### Dataset rows
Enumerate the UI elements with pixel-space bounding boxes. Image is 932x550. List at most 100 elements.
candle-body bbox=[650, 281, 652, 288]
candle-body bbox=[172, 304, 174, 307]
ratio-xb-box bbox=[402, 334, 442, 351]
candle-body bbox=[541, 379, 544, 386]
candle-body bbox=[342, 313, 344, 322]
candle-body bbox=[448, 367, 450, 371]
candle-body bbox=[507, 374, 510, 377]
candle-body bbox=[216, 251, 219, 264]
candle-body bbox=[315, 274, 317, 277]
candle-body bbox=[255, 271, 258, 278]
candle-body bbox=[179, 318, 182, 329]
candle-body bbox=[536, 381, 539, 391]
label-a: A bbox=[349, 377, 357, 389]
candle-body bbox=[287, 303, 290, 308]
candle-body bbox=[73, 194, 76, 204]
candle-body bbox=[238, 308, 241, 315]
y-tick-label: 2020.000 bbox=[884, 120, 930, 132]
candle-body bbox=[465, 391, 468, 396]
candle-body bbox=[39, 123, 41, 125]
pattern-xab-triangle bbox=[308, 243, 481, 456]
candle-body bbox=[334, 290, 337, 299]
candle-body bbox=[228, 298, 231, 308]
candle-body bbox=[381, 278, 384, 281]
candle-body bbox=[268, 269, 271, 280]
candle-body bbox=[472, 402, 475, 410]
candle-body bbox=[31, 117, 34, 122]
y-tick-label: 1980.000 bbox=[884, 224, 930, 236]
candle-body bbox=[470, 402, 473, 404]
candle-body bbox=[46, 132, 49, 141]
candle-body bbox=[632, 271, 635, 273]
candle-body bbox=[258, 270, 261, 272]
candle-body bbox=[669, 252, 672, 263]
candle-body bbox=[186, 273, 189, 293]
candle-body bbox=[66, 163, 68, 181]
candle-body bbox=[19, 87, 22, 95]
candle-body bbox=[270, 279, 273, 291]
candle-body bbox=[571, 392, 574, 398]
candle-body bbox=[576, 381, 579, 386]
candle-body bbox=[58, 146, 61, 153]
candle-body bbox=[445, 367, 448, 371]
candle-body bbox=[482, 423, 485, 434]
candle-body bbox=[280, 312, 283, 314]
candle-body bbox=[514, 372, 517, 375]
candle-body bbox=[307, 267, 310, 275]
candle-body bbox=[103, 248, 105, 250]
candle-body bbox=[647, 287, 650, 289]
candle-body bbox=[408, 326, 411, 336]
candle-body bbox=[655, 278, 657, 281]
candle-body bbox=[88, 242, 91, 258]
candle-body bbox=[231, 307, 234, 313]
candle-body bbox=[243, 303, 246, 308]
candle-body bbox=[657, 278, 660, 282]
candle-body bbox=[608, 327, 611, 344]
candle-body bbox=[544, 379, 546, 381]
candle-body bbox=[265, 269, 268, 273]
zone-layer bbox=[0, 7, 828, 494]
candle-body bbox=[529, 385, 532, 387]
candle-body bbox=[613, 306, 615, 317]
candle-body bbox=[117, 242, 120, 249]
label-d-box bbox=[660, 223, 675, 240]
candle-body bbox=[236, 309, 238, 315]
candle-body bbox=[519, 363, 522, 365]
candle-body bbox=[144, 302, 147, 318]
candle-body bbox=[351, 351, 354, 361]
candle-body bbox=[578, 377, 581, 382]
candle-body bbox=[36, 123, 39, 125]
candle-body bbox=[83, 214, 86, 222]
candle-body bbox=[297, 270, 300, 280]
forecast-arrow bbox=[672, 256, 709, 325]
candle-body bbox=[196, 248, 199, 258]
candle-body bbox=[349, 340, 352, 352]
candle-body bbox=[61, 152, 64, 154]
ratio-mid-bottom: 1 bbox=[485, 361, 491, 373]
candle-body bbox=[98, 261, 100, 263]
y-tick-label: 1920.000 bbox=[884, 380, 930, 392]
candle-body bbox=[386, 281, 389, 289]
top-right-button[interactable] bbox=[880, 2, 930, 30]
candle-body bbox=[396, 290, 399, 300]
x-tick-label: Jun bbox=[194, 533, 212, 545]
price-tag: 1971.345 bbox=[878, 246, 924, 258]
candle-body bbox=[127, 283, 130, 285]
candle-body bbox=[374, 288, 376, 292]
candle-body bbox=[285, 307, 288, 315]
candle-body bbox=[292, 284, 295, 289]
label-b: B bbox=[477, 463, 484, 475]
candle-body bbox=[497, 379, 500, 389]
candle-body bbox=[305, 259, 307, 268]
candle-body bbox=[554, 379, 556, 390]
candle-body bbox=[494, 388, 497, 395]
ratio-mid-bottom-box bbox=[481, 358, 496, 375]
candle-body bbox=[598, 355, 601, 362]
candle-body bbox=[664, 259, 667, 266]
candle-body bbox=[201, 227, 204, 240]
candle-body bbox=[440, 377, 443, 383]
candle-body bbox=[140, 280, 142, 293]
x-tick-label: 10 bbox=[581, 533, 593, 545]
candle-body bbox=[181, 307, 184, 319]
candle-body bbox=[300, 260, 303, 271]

### What to work on
Copy out every line of the data above with no changes.

### Final result
Enumerate the UI elements with pixel-space bounding boxes. Image is 932x550. List at most 100 elements.
candle-body bbox=[650, 281, 652, 288]
candle-body bbox=[172, 304, 174, 307]
ratio-xb-box bbox=[402, 334, 442, 351]
candle-body bbox=[541, 379, 544, 386]
candle-body bbox=[342, 313, 344, 322]
candle-body bbox=[448, 367, 450, 371]
candle-body bbox=[507, 374, 510, 377]
candle-body bbox=[216, 251, 219, 264]
candle-body bbox=[315, 274, 317, 277]
candle-body bbox=[255, 271, 258, 278]
candle-body bbox=[179, 318, 182, 329]
candle-body bbox=[536, 381, 539, 391]
label-a: A bbox=[349, 377, 357, 389]
candle-body bbox=[287, 303, 290, 308]
candle-body bbox=[73, 194, 76, 204]
candle-body bbox=[238, 308, 241, 315]
y-tick-label: 2020.000 bbox=[884, 120, 930, 132]
candle-body bbox=[465, 391, 468, 396]
candle-body bbox=[39, 123, 41, 125]
pattern-xab-triangle bbox=[308, 243, 481, 456]
candle-body bbox=[334, 290, 337, 299]
candle-body bbox=[228, 298, 231, 308]
candle-body bbox=[381, 278, 384, 281]
candle-body bbox=[268, 269, 271, 280]
candle-body bbox=[472, 402, 475, 410]
candle-body bbox=[31, 117, 34, 122]
y-tick-label: 1980.000 bbox=[884, 224, 930, 236]
candle-body bbox=[470, 402, 473, 404]
candle-body bbox=[46, 132, 49, 141]
candle-body bbox=[632, 271, 635, 273]
candle-body bbox=[258, 270, 261, 272]
candle-body bbox=[669, 252, 672, 263]
candle-body bbox=[186, 273, 189, 293]
candle-body bbox=[66, 163, 68, 181]
candle-body bbox=[19, 87, 22, 95]
candle-body bbox=[270, 279, 273, 291]
candle-body bbox=[571, 392, 574, 398]
candle-body bbox=[576, 381, 579, 386]
candle-body bbox=[58, 146, 61, 153]
candle-body bbox=[445, 367, 448, 371]
candle-body bbox=[482, 423, 485, 434]
candle-body bbox=[280, 312, 283, 314]
candle-body bbox=[514, 372, 517, 375]
candle-body bbox=[307, 267, 310, 275]
candle-body bbox=[103, 248, 105, 250]
candle-body bbox=[647, 287, 650, 289]
candle-body bbox=[408, 326, 411, 336]
candle-body bbox=[655, 278, 657, 281]
candle-body bbox=[88, 242, 91, 258]
candle-body bbox=[231, 307, 234, 313]
candle-body bbox=[243, 303, 246, 308]
candle-body bbox=[657, 278, 660, 282]
candle-body bbox=[608, 327, 611, 344]
candle-body bbox=[544, 379, 546, 381]
candle-body bbox=[265, 269, 268, 273]
zone-layer bbox=[0, 7, 828, 494]
candle-body bbox=[529, 385, 532, 387]
candle-body bbox=[613, 306, 615, 317]
candle-body bbox=[117, 242, 120, 249]
label-d-box bbox=[660, 223, 675, 240]
candle-body bbox=[236, 309, 238, 315]
candle-body bbox=[519, 363, 522, 365]
candle-body bbox=[144, 302, 147, 318]
candle-body bbox=[351, 351, 354, 361]
candle-body bbox=[578, 377, 581, 382]
candle-body bbox=[36, 123, 39, 125]
candle-body bbox=[83, 214, 86, 222]
candle-body bbox=[297, 270, 300, 280]
forecast-arrow bbox=[672, 256, 709, 325]
candle-body bbox=[196, 248, 199, 258]
candle-body bbox=[349, 340, 352, 352]
candle-body bbox=[61, 152, 64, 154]
ratio-mid-bottom: 1 bbox=[485, 361, 491, 373]
candle-body bbox=[98, 261, 100, 263]
y-tick-label: 1920.000 bbox=[884, 380, 930, 392]
candle-body bbox=[386, 281, 389, 289]
top-right-button[interactable] bbox=[880, 2, 930, 30]
candle-body bbox=[396, 290, 399, 300]
x-tick-label: Jun bbox=[194, 533, 212, 545]
price-tag: 1971.345 bbox=[878, 246, 924, 258]
candle-body bbox=[127, 283, 130, 285]
candle-body bbox=[374, 288, 376, 292]
candle-body bbox=[285, 307, 288, 315]
candle-body bbox=[292, 284, 295, 289]
label-b: B bbox=[477, 463, 484, 475]
candle-body bbox=[497, 379, 500, 389]
candle-body bbox=[305, 259, 307, 268]
candle-body bbox=[554, 379, 556, 390]
candle-body bbox=[494, 388, 497, 395]
ratio-mid-bottom-box bbox=[481, 358, 496, 375]
candle-body bbox=[598, 355, 601, 362]
candle-body bbox=[664, 259, 667, 266]
candle-body bbox=[201, 227, 204, 240]
candle-body bbox=[440, 377, 443, 383]
candle-body bbox=[140, 280, 142, 293]
x-tick-label: 10 bbox=[581, 533, 593, 545]
candle-body bbox=[181, 307, 184, 319]
candle-body bbox=[300, 260, 303, 271]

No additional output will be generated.